◆ PROBLEM TO SOLVE
Give the listing again in full, exactly as written.

======== RAW DATA ========

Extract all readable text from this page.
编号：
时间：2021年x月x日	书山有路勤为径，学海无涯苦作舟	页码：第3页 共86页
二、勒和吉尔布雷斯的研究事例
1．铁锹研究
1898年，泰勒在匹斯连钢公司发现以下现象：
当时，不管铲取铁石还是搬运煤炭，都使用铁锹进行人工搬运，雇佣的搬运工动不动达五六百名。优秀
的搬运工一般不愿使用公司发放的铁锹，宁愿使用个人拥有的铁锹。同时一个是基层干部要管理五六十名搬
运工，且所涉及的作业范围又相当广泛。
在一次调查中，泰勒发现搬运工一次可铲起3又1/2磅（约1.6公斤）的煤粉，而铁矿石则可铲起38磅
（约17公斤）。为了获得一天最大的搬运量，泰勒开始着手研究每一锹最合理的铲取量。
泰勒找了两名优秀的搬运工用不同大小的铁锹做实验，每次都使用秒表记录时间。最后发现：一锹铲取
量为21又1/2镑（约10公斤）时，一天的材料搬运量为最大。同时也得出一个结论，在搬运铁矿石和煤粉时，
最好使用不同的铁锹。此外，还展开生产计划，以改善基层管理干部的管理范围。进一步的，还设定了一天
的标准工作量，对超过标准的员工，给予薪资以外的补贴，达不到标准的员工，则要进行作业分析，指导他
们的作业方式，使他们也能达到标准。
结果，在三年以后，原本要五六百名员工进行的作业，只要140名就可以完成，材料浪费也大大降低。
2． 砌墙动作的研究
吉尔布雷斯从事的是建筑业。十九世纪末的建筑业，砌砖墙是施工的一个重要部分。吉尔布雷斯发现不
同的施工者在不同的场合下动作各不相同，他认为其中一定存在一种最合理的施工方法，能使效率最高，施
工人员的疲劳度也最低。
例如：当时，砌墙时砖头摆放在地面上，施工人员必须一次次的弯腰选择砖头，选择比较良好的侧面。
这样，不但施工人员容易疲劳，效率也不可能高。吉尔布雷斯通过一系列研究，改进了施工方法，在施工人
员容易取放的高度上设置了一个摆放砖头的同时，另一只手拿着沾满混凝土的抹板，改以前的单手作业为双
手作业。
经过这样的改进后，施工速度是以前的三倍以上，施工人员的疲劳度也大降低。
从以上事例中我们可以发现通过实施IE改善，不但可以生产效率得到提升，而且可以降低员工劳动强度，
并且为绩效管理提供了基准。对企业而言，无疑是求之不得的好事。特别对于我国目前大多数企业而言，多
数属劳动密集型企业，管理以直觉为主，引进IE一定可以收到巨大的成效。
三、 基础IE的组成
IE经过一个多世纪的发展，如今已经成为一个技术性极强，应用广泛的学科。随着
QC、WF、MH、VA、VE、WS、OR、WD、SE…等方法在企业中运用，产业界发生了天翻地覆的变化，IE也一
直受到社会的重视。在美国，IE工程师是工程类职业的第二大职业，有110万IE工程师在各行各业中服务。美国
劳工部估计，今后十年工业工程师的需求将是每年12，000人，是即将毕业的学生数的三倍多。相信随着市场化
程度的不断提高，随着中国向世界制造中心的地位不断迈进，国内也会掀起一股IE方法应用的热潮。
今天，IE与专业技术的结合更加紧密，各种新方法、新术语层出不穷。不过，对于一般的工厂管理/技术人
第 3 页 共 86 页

========

◆ CORRECT RESULT
Extract all readable text from this page.
编号：
时间：2021年x月x日	书山有路勤为径，学海无涯苦作舟	页码：第3页 共86页
二、勒和吉尔布雷斯的研究事例
1．铁锹研究
1898年，泰勒在匹斯连钢公司发现以下现象：
当时，不管铲取铁石还是搬运煤炭，都使用铁锹进行人工搬运，雇佣的搬运工动不动达五六百名。优秀
的搬运工一般不愿使用公司发放的铁锹，宁愿使用个人拥有的铁锹。同时一个是基层干部要管理五六十名搬
运工，且所涉及的作业范围又相当广泛。
在一次调查中，泰勒发现搬运工一次可铲起3又1/2磅（约1.6公斤）的煤粉，而铁矿石则可铲起38磅
（约17公斤）。为了获得一天最大的搬运量，泰勒开始着手研究每一锹最合理的铲取量。
泰勒找了两名优秀的搬运工用不同大小的铁锹做实验，每次都使用秒表记录时间。最后发现：一锹铲取
量为21又1/2镑（约10公斤）时，一天的材料搬运量为最大。同时也得出一个结论，在搬运铁矿石和煤粉时，
最好使用不同的铁锹。此外，还展开生产计划，以改善基层管理干部的管理范围。进一步的，还设定了一天
的标准工作量，对超过标准的员工，给予薪资以外的补贴，达不到标准的员工，则要进行作业分析，指导他
们的作业方式，使他们也能达到标准。
结果，在三年以后，原本要五六百名员工进行的作业，只要140名就可以完成，材料浪费也大大降低。
2． 砌墙动作的研究
吉尔布雷斯从事的是建筑业。十九世纪末的建筑业，砌砖墙是施工的一个重要部分。吉尔布雷斯发现不
同的施工者在不同的场合下动作各不相同，他认为其中一定存在一种最合理的施工方法，能使效率最高，施
工人员的疲劳度也最低。
例如：当时，砌墙时砖头摆放在地面上，施工人员必须一次次的弯腰选择砖头，选择比较良好的侧面。
这样，不但施工人员容易疲劳，效率也不可能高。吉尔布雷斯通过一系列研究，改进了施工方法，在施工人
员容易取放的高度上设置了一个摆放砖头的同时，另一只手拿着沾满混凝土的抹板，改以前的单手作业为双
手作业。
经过这样的改进后，施工速度是以前的三倍以上，施工人员的疲劳度也大降低。
从以上事例中我们可以发现通过实施IE改善，不但可以生产效率得到提升，而且可以降低员工劳动强度，
并且为绩效管理提供了基准。对企业而言，无疑是求之不得的好事。特别对于我国目前大多数企业而言，多
数属劳动密集型企业，管理以直觉为主，引进IE一定可以收到巨大的成效。
三、 基础IE的组成
IE经过一个多世纪的发展，如今已经成为一个技术性极强，应用广泛的学科。随着
QC、WF、MH、VA、VE、WS、OR、WD、SE…等方法在企业中运用，产业界发生了天翻地覆的变化，IE也一
直受到社会的重视。在美国，IE工程师是工程类职业的第二大职业，有110万IE工程师在各行各业中服务。美国
劳工部估计，今后十年工业工程师的需求将是每年12，000人，是即将毕业的学生数的三倍多。相信随着市场化
程度的不断提高，随着中国向世界制造中心的地位不断迈进，国内也会掀起一股IE方法应用的热潮。
今天，IE与专业技术的结合更加紧密，各种新方法、新术语层出不穷。不过，对于一般的工厂管理/技术人
第 3 页 共 86 页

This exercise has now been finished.